■ **Required work**:
Please report every line from the material that contains the word "Manajemen".

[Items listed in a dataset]
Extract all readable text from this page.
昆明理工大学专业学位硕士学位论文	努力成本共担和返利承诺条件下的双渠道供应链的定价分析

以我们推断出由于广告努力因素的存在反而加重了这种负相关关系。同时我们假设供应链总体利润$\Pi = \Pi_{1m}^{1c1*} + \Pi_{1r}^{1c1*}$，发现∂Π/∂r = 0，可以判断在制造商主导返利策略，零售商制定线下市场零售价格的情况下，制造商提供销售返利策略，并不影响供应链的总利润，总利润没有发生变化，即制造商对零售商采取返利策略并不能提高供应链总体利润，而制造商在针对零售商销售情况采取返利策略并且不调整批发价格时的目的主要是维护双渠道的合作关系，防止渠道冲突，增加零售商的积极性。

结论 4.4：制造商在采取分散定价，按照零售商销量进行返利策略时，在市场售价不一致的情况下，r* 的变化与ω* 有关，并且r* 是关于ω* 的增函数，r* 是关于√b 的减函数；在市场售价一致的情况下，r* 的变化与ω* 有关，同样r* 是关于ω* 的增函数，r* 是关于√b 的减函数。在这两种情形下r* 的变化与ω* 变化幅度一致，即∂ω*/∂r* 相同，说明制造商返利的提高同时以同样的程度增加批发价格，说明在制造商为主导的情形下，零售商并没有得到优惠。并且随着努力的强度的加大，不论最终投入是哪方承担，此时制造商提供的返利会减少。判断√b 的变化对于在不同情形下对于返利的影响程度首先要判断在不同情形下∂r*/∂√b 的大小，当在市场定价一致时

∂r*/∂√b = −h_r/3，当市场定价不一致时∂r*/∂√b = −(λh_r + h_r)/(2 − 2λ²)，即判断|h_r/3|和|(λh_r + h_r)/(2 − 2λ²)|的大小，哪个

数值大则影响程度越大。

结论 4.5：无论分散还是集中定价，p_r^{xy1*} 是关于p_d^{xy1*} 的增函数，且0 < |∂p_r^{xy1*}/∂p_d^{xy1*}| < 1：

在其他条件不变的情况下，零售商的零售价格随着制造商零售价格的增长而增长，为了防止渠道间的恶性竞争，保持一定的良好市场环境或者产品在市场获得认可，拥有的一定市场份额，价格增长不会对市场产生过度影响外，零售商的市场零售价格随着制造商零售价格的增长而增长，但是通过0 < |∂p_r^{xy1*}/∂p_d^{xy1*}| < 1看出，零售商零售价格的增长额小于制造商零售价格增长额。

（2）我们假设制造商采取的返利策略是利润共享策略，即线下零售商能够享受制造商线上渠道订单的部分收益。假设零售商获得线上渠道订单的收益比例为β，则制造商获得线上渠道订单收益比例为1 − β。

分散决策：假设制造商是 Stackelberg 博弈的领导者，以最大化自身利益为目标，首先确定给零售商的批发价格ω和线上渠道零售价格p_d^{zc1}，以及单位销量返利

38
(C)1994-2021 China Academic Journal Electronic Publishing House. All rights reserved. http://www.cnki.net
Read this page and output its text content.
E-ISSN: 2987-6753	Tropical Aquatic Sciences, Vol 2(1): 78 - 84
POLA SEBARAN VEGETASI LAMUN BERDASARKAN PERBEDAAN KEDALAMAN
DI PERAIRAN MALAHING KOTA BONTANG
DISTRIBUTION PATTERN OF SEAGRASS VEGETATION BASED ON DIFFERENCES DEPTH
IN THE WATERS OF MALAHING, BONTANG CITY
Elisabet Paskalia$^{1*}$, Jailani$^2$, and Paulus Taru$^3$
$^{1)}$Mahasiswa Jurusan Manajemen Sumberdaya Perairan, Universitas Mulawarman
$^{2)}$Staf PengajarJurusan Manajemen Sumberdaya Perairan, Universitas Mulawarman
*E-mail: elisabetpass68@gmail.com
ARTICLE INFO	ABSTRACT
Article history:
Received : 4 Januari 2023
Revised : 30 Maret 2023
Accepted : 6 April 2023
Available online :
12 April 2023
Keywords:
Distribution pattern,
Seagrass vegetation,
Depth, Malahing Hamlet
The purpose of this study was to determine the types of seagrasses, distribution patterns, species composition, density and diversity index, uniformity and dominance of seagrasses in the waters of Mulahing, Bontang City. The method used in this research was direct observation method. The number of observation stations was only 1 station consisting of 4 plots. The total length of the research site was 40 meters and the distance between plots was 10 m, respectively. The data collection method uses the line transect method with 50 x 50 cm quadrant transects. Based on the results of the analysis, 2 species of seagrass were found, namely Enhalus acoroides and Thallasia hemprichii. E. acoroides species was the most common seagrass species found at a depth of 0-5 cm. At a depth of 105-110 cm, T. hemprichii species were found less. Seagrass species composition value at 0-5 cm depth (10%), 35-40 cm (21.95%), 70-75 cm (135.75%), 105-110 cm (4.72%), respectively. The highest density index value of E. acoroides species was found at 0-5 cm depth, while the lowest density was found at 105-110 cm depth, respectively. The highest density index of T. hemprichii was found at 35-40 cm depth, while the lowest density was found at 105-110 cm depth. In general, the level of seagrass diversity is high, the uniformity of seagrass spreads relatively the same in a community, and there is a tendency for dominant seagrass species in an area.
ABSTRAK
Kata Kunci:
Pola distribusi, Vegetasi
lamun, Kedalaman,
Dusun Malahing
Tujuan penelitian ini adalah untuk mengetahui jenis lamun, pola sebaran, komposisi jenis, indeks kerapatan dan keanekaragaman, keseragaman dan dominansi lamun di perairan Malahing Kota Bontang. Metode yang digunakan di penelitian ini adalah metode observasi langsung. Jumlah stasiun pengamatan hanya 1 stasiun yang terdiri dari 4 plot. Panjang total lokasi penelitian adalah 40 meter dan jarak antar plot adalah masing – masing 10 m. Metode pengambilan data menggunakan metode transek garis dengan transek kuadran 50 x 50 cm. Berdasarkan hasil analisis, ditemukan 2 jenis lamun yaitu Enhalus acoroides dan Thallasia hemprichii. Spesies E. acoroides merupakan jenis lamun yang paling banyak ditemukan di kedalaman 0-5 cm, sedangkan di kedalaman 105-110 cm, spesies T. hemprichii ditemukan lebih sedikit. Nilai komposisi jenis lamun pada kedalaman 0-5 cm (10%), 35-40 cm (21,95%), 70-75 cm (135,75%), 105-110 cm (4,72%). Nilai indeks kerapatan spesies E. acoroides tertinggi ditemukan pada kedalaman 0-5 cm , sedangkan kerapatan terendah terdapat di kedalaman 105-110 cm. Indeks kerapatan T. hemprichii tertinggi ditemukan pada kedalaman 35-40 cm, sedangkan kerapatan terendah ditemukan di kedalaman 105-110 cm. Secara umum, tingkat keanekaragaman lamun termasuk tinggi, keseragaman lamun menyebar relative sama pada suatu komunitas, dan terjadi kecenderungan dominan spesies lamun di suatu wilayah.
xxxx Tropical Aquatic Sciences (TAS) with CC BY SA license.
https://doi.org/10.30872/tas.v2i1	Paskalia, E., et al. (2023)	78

■ **Response to the exercise**:
$^{1)}$Mahasiswa Jurusan Manajemen Sumberdaya Perairan, Universitas Mulawarman
$^{2)}$Staf PengajarJurusan Manajemen Sumberdaya Perairan, Universitas Mulawarman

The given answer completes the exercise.